Provided records:
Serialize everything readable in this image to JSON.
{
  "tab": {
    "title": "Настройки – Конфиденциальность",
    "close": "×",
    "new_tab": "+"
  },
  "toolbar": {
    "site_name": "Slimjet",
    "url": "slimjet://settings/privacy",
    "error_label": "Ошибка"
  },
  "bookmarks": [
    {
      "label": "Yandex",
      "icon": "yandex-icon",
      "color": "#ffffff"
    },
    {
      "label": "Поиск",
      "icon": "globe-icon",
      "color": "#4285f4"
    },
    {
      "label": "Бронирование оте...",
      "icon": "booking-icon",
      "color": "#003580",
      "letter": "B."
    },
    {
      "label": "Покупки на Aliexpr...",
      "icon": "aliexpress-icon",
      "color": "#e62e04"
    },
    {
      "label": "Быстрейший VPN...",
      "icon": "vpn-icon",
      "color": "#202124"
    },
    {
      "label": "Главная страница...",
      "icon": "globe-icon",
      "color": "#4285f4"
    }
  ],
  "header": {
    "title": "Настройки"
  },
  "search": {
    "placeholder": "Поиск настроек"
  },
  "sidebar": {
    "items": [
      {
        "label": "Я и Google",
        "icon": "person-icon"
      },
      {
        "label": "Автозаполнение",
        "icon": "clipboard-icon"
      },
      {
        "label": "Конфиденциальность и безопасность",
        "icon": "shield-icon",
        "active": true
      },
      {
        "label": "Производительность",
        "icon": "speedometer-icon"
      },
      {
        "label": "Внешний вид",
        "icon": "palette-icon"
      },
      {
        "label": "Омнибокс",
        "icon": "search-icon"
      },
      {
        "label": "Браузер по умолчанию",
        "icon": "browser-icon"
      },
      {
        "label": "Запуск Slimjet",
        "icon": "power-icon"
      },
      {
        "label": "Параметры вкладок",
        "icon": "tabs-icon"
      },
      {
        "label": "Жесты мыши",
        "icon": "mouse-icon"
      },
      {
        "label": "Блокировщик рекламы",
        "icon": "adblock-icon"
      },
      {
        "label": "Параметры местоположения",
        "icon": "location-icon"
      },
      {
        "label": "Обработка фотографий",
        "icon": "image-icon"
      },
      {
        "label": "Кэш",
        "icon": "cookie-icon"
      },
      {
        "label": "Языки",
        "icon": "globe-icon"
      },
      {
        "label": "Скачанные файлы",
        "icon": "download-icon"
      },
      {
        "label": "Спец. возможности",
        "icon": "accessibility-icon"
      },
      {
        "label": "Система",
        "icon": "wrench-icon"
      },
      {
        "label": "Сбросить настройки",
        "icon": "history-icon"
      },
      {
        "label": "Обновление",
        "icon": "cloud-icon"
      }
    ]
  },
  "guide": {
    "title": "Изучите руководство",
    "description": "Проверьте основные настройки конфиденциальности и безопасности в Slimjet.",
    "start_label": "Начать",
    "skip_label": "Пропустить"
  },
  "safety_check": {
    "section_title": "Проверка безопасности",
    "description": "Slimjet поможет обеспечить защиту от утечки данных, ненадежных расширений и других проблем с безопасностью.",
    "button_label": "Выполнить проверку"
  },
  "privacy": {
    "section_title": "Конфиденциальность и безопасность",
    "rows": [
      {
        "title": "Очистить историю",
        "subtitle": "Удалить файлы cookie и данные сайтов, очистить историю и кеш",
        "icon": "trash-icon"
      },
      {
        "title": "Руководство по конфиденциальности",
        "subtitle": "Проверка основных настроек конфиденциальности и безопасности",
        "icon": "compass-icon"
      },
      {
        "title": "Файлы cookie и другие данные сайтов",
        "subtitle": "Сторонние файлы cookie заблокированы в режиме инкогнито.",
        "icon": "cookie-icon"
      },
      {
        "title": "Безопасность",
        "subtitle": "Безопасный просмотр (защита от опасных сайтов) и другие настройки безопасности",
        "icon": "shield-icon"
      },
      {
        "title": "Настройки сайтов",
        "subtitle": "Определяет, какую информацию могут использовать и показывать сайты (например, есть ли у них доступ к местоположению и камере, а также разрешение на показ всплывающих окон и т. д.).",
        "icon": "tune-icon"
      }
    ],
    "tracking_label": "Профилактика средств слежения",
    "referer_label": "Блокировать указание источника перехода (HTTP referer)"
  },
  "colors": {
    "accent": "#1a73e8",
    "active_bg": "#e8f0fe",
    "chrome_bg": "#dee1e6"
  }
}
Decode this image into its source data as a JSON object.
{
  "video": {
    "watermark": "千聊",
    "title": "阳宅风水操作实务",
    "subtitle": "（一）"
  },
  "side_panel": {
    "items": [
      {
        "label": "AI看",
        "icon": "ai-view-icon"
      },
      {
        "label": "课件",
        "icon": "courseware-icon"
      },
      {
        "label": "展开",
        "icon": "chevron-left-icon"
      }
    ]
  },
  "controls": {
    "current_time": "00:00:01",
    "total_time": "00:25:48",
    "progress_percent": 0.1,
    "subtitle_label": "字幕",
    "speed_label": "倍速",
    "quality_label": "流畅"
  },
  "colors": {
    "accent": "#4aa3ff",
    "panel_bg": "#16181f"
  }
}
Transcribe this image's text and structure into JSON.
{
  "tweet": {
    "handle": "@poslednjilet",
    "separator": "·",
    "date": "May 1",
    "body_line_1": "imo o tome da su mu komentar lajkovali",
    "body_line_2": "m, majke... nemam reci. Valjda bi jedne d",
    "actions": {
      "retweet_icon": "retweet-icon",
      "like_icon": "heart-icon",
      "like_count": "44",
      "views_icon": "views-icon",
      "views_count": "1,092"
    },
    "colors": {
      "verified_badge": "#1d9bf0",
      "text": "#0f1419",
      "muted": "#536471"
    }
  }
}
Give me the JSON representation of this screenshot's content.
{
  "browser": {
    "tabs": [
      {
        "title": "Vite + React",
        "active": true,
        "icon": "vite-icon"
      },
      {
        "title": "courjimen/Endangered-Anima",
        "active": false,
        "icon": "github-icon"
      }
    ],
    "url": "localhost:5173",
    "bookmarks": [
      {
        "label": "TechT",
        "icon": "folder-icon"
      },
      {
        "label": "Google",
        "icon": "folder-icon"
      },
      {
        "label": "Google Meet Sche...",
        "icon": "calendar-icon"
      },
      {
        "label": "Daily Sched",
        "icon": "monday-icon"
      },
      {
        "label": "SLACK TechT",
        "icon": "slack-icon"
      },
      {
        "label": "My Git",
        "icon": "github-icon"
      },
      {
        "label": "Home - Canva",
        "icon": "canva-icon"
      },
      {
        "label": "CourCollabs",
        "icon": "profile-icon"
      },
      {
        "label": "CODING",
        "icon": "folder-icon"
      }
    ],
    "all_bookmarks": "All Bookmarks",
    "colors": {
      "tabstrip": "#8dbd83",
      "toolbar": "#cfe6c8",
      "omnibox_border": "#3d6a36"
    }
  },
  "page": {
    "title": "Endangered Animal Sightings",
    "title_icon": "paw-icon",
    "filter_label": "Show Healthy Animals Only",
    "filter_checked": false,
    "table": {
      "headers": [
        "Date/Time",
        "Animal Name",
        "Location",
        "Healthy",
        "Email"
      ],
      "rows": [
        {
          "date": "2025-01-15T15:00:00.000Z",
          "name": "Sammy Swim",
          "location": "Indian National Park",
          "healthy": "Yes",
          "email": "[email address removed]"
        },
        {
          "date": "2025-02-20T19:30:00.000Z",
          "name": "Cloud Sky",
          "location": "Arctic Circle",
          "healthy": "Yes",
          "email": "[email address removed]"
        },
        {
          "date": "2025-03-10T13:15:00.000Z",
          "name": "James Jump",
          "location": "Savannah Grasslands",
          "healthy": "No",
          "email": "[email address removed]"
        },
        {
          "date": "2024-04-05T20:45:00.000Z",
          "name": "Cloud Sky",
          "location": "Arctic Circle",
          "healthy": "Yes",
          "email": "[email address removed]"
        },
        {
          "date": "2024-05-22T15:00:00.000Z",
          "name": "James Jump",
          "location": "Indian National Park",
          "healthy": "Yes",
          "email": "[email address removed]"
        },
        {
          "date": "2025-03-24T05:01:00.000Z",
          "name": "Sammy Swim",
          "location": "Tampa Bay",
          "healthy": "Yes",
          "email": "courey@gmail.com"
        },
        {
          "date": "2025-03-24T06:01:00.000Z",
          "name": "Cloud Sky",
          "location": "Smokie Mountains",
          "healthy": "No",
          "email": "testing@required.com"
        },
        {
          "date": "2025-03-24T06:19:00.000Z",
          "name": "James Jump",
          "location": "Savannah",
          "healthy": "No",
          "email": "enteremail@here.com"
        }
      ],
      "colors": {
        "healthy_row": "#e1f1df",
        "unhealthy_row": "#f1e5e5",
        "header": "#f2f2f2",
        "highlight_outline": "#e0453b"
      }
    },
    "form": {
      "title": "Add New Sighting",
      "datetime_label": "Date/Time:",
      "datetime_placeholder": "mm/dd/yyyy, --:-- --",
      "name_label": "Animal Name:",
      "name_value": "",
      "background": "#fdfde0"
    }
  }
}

Written problem: Scan the material above. Return every line containing the string "данные".

Answer to this exercise:
        "subtitle": "Удалить файлы cookie и данные сайтов, очистить историю и кеш",
        "title": "Файлы cookie и другие данные сайтов",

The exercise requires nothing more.